■ **Record list**:

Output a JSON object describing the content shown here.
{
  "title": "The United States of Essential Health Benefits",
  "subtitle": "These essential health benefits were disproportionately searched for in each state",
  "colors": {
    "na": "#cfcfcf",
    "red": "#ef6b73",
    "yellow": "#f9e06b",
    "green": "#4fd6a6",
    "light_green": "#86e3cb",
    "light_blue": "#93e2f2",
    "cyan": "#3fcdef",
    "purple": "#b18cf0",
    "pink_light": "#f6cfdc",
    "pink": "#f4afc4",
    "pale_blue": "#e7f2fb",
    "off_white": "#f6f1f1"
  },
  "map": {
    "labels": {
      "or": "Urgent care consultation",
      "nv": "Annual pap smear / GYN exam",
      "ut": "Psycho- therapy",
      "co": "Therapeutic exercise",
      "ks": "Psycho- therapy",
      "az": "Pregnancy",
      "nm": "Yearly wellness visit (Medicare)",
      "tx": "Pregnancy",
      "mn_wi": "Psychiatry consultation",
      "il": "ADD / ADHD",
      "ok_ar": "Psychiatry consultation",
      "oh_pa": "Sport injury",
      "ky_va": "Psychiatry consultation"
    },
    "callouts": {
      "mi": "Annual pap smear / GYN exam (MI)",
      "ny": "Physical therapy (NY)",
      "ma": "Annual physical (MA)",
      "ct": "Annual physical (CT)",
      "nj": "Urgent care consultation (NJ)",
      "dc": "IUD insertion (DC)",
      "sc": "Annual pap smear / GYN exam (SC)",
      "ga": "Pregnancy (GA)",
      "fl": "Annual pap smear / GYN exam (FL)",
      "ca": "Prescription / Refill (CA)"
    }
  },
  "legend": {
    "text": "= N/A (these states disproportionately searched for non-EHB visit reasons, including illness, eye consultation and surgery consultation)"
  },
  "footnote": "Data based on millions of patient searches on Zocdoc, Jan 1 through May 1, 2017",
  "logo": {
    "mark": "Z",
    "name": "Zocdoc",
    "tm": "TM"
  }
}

■ **Exercise task**:
Using the records above, gather all lines where the string "Annual" is present.

■ **Solution below**:
      "nv": "Annual pap smear / GYN exam",
      "mi": "Annual pap smear / GYN exam (MI)",
      "ma": "Annual physical (MA)",
      "ct": "Annual physical (CT)",
      "sc": "Annual pap smear / GYN exam (SC)",
      "fl": "Annual pap smear / GYN exam (FL)",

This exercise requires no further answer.